Information shown:
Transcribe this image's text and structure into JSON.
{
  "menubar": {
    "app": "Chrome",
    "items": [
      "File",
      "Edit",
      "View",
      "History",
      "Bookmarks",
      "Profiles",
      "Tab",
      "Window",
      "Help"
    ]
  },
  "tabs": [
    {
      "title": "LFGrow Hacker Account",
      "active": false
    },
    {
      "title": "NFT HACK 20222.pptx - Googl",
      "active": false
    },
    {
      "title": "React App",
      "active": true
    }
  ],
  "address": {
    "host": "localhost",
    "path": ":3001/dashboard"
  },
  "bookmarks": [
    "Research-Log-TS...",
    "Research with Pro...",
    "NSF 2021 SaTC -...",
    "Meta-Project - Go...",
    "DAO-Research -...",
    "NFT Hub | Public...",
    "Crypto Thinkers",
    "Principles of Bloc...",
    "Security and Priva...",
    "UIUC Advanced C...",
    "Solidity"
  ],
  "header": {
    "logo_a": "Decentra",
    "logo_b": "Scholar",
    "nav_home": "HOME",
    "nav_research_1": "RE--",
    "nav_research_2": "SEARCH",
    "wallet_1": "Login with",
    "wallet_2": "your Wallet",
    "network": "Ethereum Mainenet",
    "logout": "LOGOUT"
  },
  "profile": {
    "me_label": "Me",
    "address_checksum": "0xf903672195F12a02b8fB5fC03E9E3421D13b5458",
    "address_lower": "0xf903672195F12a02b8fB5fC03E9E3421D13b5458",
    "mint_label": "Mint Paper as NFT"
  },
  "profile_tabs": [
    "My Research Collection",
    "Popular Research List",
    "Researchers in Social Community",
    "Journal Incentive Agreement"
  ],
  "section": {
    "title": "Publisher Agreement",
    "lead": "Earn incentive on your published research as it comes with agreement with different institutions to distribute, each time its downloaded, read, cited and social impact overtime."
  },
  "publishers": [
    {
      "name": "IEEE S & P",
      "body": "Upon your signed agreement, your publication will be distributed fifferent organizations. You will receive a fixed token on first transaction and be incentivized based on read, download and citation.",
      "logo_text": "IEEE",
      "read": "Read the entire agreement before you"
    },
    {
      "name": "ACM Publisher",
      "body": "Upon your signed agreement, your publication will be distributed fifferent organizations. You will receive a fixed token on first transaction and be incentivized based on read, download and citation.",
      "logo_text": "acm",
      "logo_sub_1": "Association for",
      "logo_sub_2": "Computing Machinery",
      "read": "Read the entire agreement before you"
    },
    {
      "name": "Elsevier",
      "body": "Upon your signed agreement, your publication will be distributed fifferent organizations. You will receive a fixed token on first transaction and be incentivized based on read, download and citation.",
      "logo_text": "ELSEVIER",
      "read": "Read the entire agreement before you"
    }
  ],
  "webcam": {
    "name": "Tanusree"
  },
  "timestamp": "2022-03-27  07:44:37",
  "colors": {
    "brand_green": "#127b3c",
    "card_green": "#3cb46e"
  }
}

Set problem: All of the entries should be written out again exactly.

Response to this exercise:
Transcribe this image's text and structure into JSON.
{
  "menubar": {
    "app": "Chrome",
    "items": [
      "File",
      "Edit",
      "View",
      "History",
      "Bookmarks",
      "Profiles",
      "Tab",
      "Window",
      "Help"
    ]
  },
  "tabs": [
    {
      "title": "LFGrow Hacker Account",
      "active": false
    },
    {
      "title": "NFT HACK 20222.pptx - Googl",
      "active": false
    },
    {
      "title": "React App",
      "active": true
    }
  ],
  "address": {
    "host": "localhost",
    "path": ":3001/dashboard"
  },
  "bookmarks": [
    "Research-Log-TS...",
    "Research with Pro...",
    "NSF 2021 SaTC -...",
    "Meta-Project - Go...",
    "DAO-Research -...",
    "NFT Hub | Public...",
    "Crypto Thinkers",
    "Principles of Bloc...",
    "Security and Priva...",
    "UIUC Advanced C...",
    "Solidity"
  ],
  "header": {
    "logo_a": "Decentra",
    "logo_b": "Scholar",
    "nav_home": "HOME",
    "nav_research_1": "RE--",
    "nav_research_2": "SEARCH",
    "wallet_1": "Login with",
    "wallet_2": "your Wallet",
    "network": "Ethereum Mainenet",
    "logout": "LOGOUT"
  },
  "profile": {
    "me_label": "Me",
    "address_checksum": "0xf903672195F12a02b8fB5fC03E9E3421D13b5458",
    "address_lower": "0xf903672195F12a02b8fB5fC03E9E3421D13b5458",
    "mint_label": "Mint Paper as NFT"
  },
  "profile_tabs": [
    "My Research Collection",
    "Popular Research List",
    "Researchers in Social Community",
    "Journal Incentive Agreement"
  ],
  "section": {
    "title": "Publisher Agreement",
    "lead": "Earn incentive on your published research as it comes with agreement with different institutions to distribute, each time its downloaded, read, cited and social impact overtime."
  },
  "publishers": [
    {
      "name": "IEEE S & P",
      "body": "Upon your signed agreement, your publication will be distributed fifferent organizations. You will receive a fixed token on first transaction and be incentivized based on read, download and citation.",
      "logo_text": "IEEE",
      "read": "Read the entire agreement before you"
    },
    {
      "name": "ACM Publisher",
      "body": "Upon your signed agreement, your publication will be distributed fifferent organizations. You will receive a fixed token on first transaction and be incentivized based on read, download and citation.",
      "logo_text": "acm",
      "logo_sub_1": "Association for",
      "logo_sub_2": "Computing Machinery",
      "read": "Read the entire agreement before you"
    },
    {
      "name": "Elsevier",
      "body": "Upon your signed agreement, your publication will be distributed fifferent organizations. You will receive a fixed token on first transaction and be incentivized based on read, download and citation.",
      "logo_text": "ELSEVIER",
      "read": "Read the entire agreement before you"
    }
  ],
  "webcam": {
    "name": "Tanusree"
  },
  "timestamp": "2022-03-27  07:44:37",
  "colors": {
    "brand_green": "#127b3c",
    "card_green": "#3cb46e"
  }
}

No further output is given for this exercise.